Transcribe the material in full, exactly as written.

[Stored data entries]
________________________

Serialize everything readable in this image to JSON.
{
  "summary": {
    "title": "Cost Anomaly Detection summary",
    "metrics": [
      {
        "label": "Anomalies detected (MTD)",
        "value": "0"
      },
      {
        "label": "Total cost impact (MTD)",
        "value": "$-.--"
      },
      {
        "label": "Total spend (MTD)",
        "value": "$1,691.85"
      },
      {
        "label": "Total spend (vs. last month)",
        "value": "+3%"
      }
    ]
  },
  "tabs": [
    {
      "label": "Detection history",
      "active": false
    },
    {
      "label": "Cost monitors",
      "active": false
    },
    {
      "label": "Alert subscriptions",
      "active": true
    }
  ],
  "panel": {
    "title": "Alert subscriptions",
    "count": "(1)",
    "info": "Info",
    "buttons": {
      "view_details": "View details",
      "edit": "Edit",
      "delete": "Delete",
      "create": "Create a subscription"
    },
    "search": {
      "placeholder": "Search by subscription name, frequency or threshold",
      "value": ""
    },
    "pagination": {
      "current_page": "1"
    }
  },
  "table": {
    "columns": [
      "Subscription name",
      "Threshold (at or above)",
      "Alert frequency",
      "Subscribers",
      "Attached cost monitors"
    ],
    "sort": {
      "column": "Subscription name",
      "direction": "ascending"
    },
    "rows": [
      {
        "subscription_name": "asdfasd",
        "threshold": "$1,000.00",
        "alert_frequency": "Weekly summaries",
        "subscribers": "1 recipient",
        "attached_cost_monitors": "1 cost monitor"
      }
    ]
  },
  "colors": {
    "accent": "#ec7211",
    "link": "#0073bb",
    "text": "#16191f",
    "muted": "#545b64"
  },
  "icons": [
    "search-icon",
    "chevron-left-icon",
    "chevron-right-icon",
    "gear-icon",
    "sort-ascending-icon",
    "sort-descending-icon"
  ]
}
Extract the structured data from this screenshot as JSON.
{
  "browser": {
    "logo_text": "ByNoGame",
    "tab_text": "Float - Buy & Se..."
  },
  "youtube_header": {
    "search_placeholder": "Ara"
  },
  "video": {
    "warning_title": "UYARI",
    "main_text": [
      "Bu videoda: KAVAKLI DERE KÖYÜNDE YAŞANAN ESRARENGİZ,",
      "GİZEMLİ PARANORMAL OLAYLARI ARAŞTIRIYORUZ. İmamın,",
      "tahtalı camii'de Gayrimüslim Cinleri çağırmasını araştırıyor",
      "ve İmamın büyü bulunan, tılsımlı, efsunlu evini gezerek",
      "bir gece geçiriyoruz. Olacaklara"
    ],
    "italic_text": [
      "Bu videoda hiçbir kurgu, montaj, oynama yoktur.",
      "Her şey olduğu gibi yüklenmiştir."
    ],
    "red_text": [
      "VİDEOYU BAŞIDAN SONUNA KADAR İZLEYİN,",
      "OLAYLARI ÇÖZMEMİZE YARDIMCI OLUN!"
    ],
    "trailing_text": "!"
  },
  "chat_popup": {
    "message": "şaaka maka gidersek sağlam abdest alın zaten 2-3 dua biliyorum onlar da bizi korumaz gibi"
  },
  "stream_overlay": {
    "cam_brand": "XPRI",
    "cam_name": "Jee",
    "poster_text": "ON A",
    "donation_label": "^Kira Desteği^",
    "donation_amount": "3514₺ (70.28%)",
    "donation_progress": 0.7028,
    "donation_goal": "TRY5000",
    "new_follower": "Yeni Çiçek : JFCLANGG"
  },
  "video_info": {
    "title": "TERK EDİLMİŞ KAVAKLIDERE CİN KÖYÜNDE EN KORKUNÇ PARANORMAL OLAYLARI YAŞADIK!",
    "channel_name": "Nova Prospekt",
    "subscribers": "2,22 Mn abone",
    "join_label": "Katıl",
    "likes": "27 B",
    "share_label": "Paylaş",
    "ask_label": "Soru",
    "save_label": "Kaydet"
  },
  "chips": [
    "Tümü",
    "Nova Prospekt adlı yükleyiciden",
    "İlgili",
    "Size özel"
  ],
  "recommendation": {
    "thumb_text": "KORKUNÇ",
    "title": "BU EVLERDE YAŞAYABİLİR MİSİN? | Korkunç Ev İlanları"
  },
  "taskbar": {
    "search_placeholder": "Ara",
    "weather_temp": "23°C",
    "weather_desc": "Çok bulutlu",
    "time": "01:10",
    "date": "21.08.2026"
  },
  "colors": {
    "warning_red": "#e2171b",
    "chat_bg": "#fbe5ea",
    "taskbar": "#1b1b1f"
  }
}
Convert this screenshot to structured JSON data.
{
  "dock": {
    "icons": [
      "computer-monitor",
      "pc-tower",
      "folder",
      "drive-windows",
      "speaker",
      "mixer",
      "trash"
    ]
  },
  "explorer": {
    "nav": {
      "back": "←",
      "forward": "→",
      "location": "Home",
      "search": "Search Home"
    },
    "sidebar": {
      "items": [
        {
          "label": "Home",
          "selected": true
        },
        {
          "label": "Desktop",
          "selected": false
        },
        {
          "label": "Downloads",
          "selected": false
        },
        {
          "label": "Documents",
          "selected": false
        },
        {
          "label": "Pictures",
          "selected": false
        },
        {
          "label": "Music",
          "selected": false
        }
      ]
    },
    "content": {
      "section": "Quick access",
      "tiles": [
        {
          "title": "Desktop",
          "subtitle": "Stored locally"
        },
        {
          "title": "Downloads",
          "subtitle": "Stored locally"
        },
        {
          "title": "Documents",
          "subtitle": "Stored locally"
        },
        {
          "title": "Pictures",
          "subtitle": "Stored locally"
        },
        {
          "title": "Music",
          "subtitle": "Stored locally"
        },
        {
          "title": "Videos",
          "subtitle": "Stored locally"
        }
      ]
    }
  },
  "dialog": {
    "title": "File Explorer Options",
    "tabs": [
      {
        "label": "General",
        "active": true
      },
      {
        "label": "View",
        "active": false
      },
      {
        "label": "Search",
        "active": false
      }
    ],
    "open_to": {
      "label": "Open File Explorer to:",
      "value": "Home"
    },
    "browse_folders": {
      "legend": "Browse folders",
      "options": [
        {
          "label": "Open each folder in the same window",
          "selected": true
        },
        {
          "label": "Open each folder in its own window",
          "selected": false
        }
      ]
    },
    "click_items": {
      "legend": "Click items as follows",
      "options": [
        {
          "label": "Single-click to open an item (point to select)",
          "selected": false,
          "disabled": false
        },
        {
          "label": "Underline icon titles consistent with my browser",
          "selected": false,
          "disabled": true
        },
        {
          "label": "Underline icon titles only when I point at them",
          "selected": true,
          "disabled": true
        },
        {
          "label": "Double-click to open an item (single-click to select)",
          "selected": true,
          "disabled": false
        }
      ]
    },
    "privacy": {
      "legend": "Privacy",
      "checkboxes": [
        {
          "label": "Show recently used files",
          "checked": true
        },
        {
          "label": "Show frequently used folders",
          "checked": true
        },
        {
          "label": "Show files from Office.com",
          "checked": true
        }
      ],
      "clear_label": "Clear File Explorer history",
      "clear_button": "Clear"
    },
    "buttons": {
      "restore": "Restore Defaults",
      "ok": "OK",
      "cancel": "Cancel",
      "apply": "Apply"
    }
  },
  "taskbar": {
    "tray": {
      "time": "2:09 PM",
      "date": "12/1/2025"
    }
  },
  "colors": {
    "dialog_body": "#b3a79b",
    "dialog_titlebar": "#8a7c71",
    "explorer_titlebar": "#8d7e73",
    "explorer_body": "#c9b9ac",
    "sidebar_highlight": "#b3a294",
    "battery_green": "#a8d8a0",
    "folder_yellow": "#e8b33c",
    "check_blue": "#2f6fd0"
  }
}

________________________

**Task response:**
Serialize everything readable in this image to JSON.
{
  "summary": {
    "title": "Cost Anomaly Detection summary",
    "metrics": [
      {
        "label": "Anomalies detected (MTD)",
        "value": "0"
      },
      {
        "label": "Total cost impact (MTD)",
        "value": "$-.--"
      },
      {
        "label": "Total spend (MTD)",
        "value": "$1,691.85"
      },
      {
        "label": "Total spend (vs. last month)",
        "value": "+3%"
      }
    ]
  },
  "tabs": [
    {
      "label": "Detection history",
      "active": false
    },
    {
      "label": "Cost monitors",
      "active": false
    },
    {
      "label": "Alert subscriptions",
      "active": true
    }
  ],
  "panel": {
    "title": "Alert subscriptions",
    "count": "(1)",
    "info": "Info",
    "buttons": {
      "view_details": "View details",
      "edit": "Edit",
      "delete": "Delete",
      "create": "Create a subscription"
    },
    "search": {
      "placeholder": "Search by subscription name, frequency or threshold",
      "value": ""
    },
    "pagination": {
      "current_page": "1"
    }
  },
  "table": {
    "columns": [
      "Subscription name",
      "Threshold (at or above)",
      "Alert frequency",
      "Subscribers",
      "Attached cost monitors"
    ],
    "sort": {
      "column": "Subscription name",
      "direction": "ascending"
    },
    "rows": [
      {
        "subscription_name": "asdfasd",
        "threshold": "$1,000.00",
        "alert_frequency": "Weekly summaries",
        "subscribers": "1 recipient",
        "attached_cost_monitors": "1 cost monitor"
      }
    ]
  },
  "colors": {
    "accent": "#ec7211",
    "link": "#0073bb",
    "text": "#16191f",
    "muted": "#545b64"
  },
  "icons": [
    "search-icon",
    "chevron-left-icon",
    "chevron-right-icon",
    "gear-icon",
    "sort-ascending-icon",
    "sort-descending-icon"
  ]
}
Extract the structured data from this screenshot as JSON.
{
  "browser": {
    "logo_text": "ByNoGame",
    "tab_text": "Float - Buy & Se..."
  },
  "youtube_header": {
    "search_placeholder": "Ara"
  },
  "video": {
    "warning_title": "UYARI",
    "main_text": [
      "Bu videoda: KAVAKLI DERE KÖYÜNDE YAŞANAN ESRARENGİZ,",
      "GİZEMLİ PARANORMAL OLAYLARI ARAŞTIRIYORUZ. İmamın,",
      "tahtalı camii'de Gayrimüslim Cinleri çağırmasını araştırıyor",
      "ve İmamın büyü bulunan, tılsımlı, efsunlu evini gezerek",
      "bir gece geçiriyoruz. Olacaklara"
    ],
    "italic_text": [
      "Bu videoda hiçbir kurgu, montaj, oynama yoktur.",
      "Her şey olduğu gibi yüklenmiştir."
    ],
    "red_text": [
      "VİDEOYU BAŞIDAN SONUNA KADAR İZLEYİN,",
      "OLAYLARI ÇÖZMEMİZE YARDIMCI OLUN!"
    ],
    "trailing_text": "!"
  },
  "chat_popup": {
    "message": "şaaka maka gidersek sağlam abdest alın zaten 2-3 dua biliyorum onlar da bizi korumaz gibi"
  },
  "stream_overlay": {
    "cam_brand": "XPRI",
    "cam_name": "Jee",
    "poster_text": "ON A",
    "donation_label": "^Kira Desteği^",
    "donation_amount": "3514₺ (70.28%)",
    "donation_progress": 0.7028,
    "donation_goal": "TRY5000",
    "new_follower": "Yeni Çiçek : JFCLANGG"
  },
  "video_info": {
    "title": "TERK EDİLMİŞ KAVAKLIDERE CİN KÖYÜNDE EN KORKUNÇ PARANORMAL OLAYLARI YAŞADIK!",
    "channel_name": "Nova Prospekt",
    "subscribers": "2,22 Mn abone",
    "join_label": "Katıl",
    "likes": "27 B",
    "share_label": "Paylaş",
    "ask_label": "Soru",
    "save_label": "Kaydet"
  },
  "chips": [
    "Tümü",
    "Nova Prospekt adlı yükleyiciden",
    "İlgili",
    "Size özel"
  ],
  "recommendation": {
    "thumb_text": "KORKUNÇ",
    "title": "BU EVLERDE YAŞAYABİLİR MİSİN? | Korkunç Ev İlanları"
  },
  "taskbar": {
    "search_placeholder": "Ara",
    "weather_temp": "23°C",
    "weather_desc": "Çok bulutlu",
    "time": "01:10",
    "date": "21.08.2026"
  },
  "colors": {
    "warning_red": "#e2171b",
    "chat_bg": "#fbe5ea",
    "taskbar": "#1b1b1f"
  }
}
Convert this screenshot to structured JSON data.
{
  "dock": {
    "icons": [
      "computer-monitor",
      "pc-tower",
      "folder",
      "drive-windows",
      "speaker",
      "mixer",
      "trash"
    ]
  },
  "explorer": {
    "nav": {
      "back": "←",
      "forward": "→",
      "location": "Home",
      "search": "Search Home"
    },
    "sidebar": {
      "items": [
        {
          "label": "Home",
          "selected": true
        },
        {
          "label": "Desktop",
          "selected": false
        },
        {
          "label": "Downloads",
          "selected": false
        },
        {
          "label": "Documents",
          "selected": false
        },
        {
          "label": "Pictures",
          "selected": false
        },
        {
          "label": "Music",
          "selected": false
        }
      ]
    },
    "content": {
      "section": "Quick access",
      "tiles": [
        {
          "title": "Desktop",
          "subtitle": "Stored locally"
        },
        {
          "title": "Downloads",
          "subtitle": "Stored locally"
        },
        {
          "title": "Documents",
          "subtitle": "Stored locally"
        },
        {
          "title": "Pictures",
          "subtitle": "Stored locally"
        },
        {
          "title": "Music",
          "subtitle": "Stored locally"
        },
        {
          "title": "Videos",
          "subtitle": "Stored locally"
        }
      ]
    }
  },
  "dialog": {
    "title": "File Explorer Options",
    "tabs": [
      {
        "label": "General",
        "active": true
      },
      {
        "label": "View",
        "active": false
      },
      {
        "label": "Search",
        "active": false
      }
    ],
    "open_to": {
      "label": "Open File Explorer to:",
      "value": "Home"
    },
    "browse_folders": {
      "legend": "Browse folders",
      "options": [
        {
          "label": "Open each folder in the same window",
          "selected": true
        },
        {
          "label": "Open each folder in its own window",
          "selected": false
        }
      ]
    },
    "click_items": {
      "legend": "Click items as follows",
      "options": [
        {
          "label": "Single-click to open an item (point to select)",
          "selected": false,
          "disabled": false
        },
        {
          "label": "Underline icon titles consistent with my browser",
          "selected": false,
          "disabled": true
        },
        {
          "label": "Underline icon titles only when I point at them",
          "selected": true,
          "disabled": true
        },
        {
          "label": "Double-click to open an item (single-click to select)",
          "selected": true,
          "disabled": false
        }
      ]
    },
    "privacy": {
      "legend": "Privacy",
      "checkboxes": [
        {
          "label": "Show recently used files",
          "checked": true
        },
        {
          "label": "Show frequently used folders",
          "checked": true
        },
        {
          "label": "Show files from Office.com",
          "checked": true
        }
      ],
      "clear_label": "Clear File Explorer history",
      "clear_button": "Clear"
    },
    "buttons": {
      "restore": "Restore Defaults",
      "ok": "OK",
      "cancel": "Cancel",
      "apply": "Apply"
    }
  },
  "taskbar": {
    "tray": {
      "time": "2:09 PM",
      "date": "12/1/2025"
    }
  },
  "colors": {
    "dialog_body": "#b3a79b",
    "dialog_titlebar": "#8a7c71",
    "explorer_titlebar": "#8d7e73",
    "explorer_body": "#c9b9ac",
    "sidebar_highlight": "#b3a294",
    "battery_green": "#a8d8a0",
    "folder_yellow": "#e8b33c",
    "check_blue": "#2f6fd0"
  }
}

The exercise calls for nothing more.